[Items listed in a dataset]
════════════════

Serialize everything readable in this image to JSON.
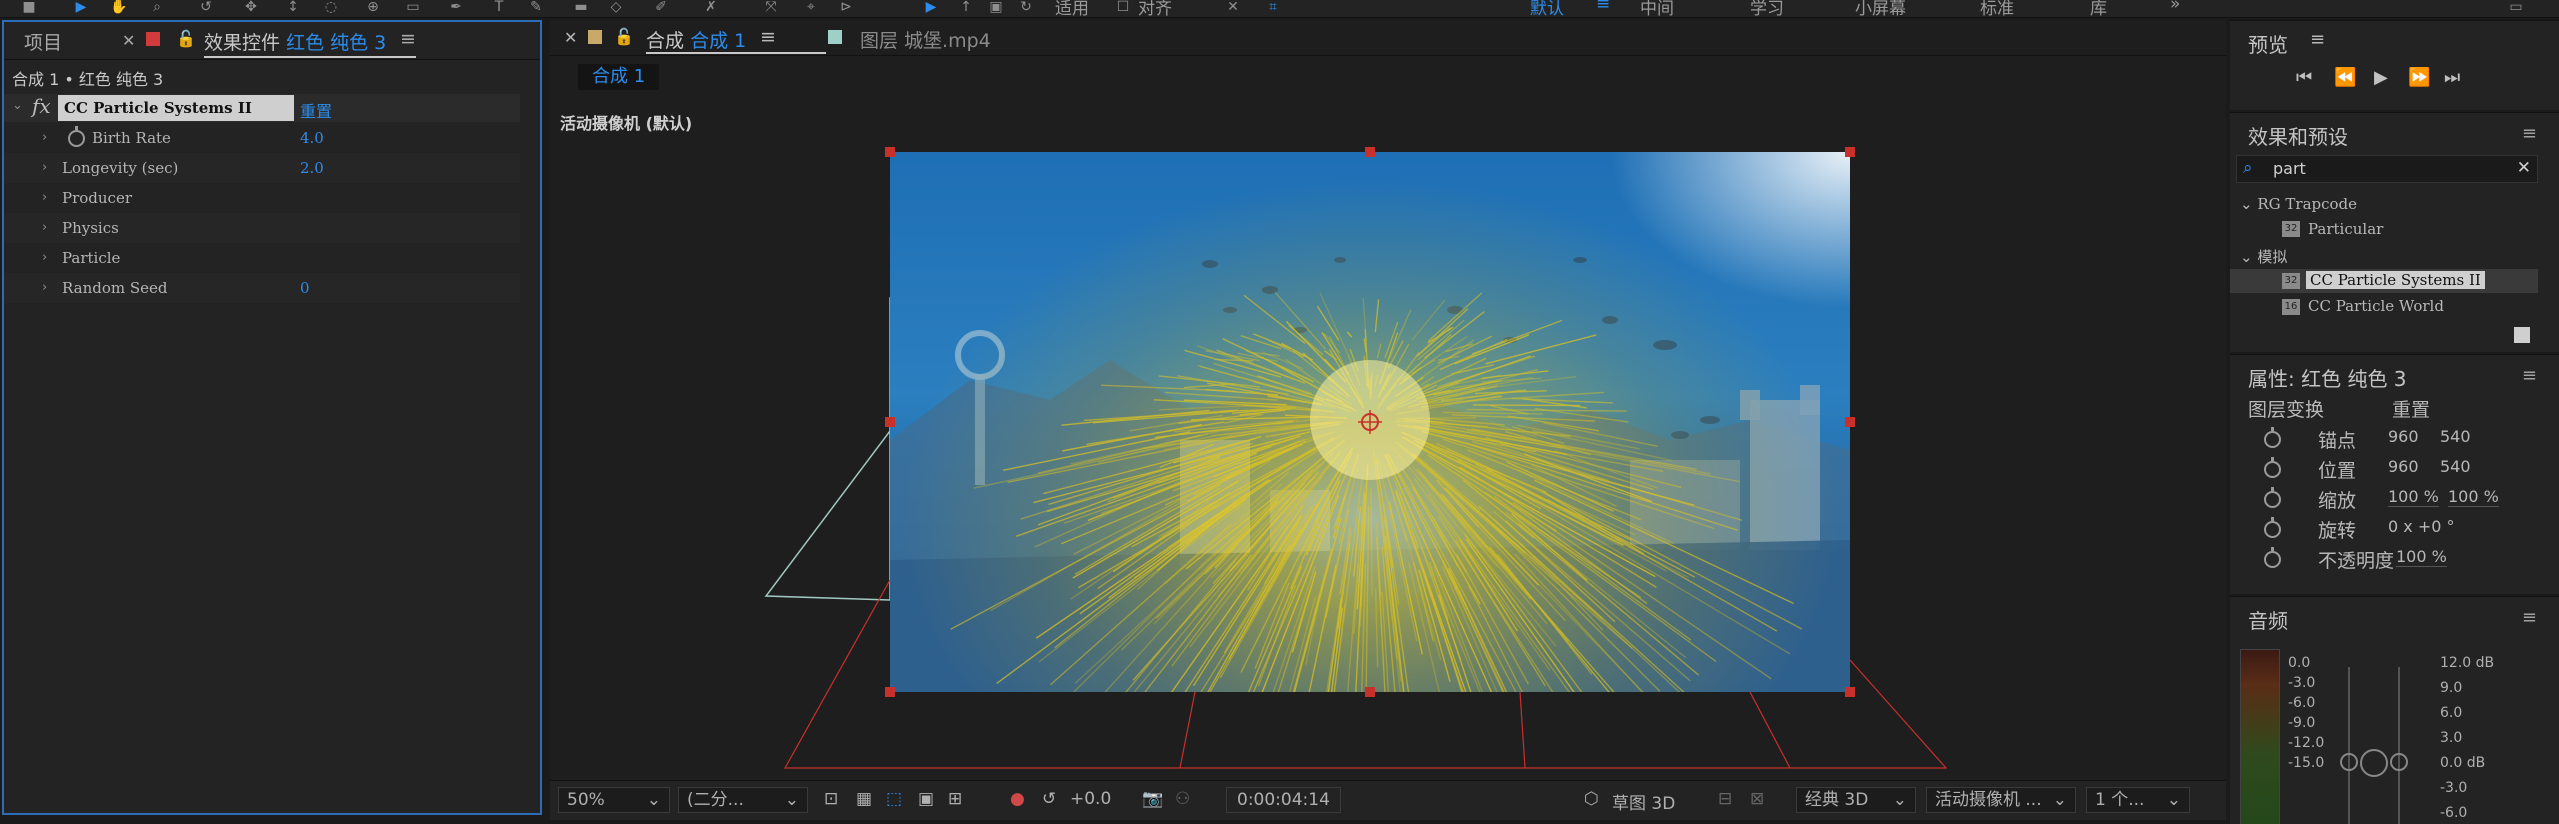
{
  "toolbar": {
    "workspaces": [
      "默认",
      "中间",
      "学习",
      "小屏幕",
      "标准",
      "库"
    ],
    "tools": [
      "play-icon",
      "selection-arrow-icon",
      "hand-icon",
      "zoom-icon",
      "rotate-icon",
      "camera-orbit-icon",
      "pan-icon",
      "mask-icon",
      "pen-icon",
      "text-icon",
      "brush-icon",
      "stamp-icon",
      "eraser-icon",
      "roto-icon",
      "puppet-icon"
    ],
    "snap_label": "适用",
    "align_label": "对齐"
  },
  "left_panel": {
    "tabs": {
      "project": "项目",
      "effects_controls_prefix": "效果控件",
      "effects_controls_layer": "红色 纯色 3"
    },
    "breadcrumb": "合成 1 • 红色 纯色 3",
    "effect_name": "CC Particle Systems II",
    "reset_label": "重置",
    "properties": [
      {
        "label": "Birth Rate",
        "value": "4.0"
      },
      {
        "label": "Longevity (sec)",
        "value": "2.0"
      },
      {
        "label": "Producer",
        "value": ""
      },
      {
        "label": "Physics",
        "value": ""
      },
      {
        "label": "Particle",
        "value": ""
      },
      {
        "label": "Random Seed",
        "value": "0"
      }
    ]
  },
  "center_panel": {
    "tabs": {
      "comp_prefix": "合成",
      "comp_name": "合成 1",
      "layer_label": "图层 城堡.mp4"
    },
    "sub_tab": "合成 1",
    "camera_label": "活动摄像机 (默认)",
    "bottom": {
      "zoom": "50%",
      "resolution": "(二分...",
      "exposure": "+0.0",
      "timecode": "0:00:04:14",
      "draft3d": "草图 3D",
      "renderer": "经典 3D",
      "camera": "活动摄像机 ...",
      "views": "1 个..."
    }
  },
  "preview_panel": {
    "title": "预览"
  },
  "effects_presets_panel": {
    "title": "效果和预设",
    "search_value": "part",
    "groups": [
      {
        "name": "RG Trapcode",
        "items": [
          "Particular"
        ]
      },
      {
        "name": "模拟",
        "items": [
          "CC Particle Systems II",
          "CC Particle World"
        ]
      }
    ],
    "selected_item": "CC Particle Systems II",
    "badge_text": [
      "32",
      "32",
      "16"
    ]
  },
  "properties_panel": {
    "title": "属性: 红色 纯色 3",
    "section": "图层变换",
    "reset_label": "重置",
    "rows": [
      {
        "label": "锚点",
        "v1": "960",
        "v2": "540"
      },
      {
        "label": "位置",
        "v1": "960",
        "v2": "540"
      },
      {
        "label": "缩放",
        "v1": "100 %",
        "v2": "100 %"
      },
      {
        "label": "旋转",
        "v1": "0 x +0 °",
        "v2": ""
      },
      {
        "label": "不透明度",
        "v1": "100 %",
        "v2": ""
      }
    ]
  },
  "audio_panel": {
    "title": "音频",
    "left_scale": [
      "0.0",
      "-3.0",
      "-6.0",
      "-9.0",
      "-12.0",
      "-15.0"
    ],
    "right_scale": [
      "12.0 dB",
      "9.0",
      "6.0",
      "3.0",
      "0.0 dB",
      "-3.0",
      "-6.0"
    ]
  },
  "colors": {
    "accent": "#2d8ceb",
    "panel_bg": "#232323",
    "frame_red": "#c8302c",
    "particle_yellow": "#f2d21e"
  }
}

════════════════

To do: Leave the pictures out, and print every line of the listing exactly as written.

Exercise answer:
Serialize everything readable in this image to JSON.
{
  "toolbar": {
    "workspaces": [
      "默认",
      "中间",
      "学习",
      "小屏幕",
      "标准",
      "库"
    ],
    "tools": [
      "play-icon",
      "selection-arrow-icon",
      "hand-icon",
      "zoom-icon",
      "rotate-icon",
      "camera-orbit-icon",
      "pan-icon",
      "mask-icon",
      "pen-icon",
      "text-icon",
      "brush-icon",
      "stamp-icon",
      "eraser-icon",
      "roto-icon",
      "puppet-icon"
    ],
    "snap_label": "适用",
    "align_label": "对齐"
  },
  "left_panel": {
    "tabs": {
      "project": "项目",
      "effects_controls_prefix": "效果控件",
      "effects_controls_layer": "红色 纯色 3"
    },
    "breadcrumb": "合成 1 • 红色 纯色 3",
    "effect_name": "CC Particle Systems II",
    "reset_label": "重置",
    "properties": [
      {
        "label": "Birth Rate",
        "value": "4.0"
      },
      {
        "label": "Longevity (sec)",
        "value": "2.0"
      },
      {
        "label": "Producer",
        "value": ""
      },
      {
        "label": "Physics",
        "value": ""
      },
      {
        "label": "Particle",
        "value": ""
      },
      {
        "label": "Random Seed",
        "value": "0"
      }
    ]
  },
  "center_panel": {
    "tabs": {
      "comp_prefix": "合成",
      "comp_name": "合成 1",
      "layer_label": "图层 城堡.mp4"
    },
    "sub_tab": "合成 1",
    "camera_label": "活动摄像机 (默认)",
    "bottom": {
      "zoom": "50%",
      "resolution": "(二分...",
      "exposure": "+0.0",
      "timecode": "0:00:04:14",
      "draft3d": "草图 3D",
      "renderer": "经典 3D",
      "camera": "活动摄像机 ...",
      "views": "1 个..."
    }
  },
  "preview_panel": {
    "title": "预览"
  },
  "effects_presets_panel": {
    "title": "效果和预设",
    "search_value": "part",
    "groups": [
      {
        "name": "RG Trapcode",
        "items": [
          "Particular"
        ]
      },
      {
        "name": "模拟",
        "items": [
          "CC Particle Systems II",
          "CC Particle World"
        ]
      }
    ],
    "selected_item": "CC Particle Systems II",
    "badge_text": [
      "32",
      "32",
      "16"
    ]
  },
  "properties_panel": {
    "title": "属性: 红色 纯色 3",
    "section": "图层变换",
    "reset_label": "重置",
    "rows": [
      {
        "label": "锚点",
        "v1": "960",
        "v2": "540"
      },
      {
        "label": "位置",
        "v1": "960",
        "v2": "540"
      },
      {
        "label": "缩放",
        "v1": "100 %",
        "v2": "100 %"
      },
      {
        "label": "旋转",
        "v1": "0 x +0 °",
        "v2": ""
      },
      {
        "label": "不透明度",
        "v1": "100 %",
        "v2": ""
      }
    ]
  },
  "audio_panel": {
    "title": "音频",
    "left_scale": [
      "0.0",
      "-3.0",
      "-6.0",
      "-9.0",
      "-12.0",
      "-15.0"
    ],
    "right_scale": [
      "12.0 dB",
      "9.0",
      "6.0",
      "3.0",
      "0.0 dB",
      "-3.0",
      "-6.0"
    ]
  },
  "colors": {
    "accent": "#2d8ceb",
    "panel_bg": "#232323",
    "frame_red": "#c8302c",
    "particle_yellow": "#f2d21e"
  }
}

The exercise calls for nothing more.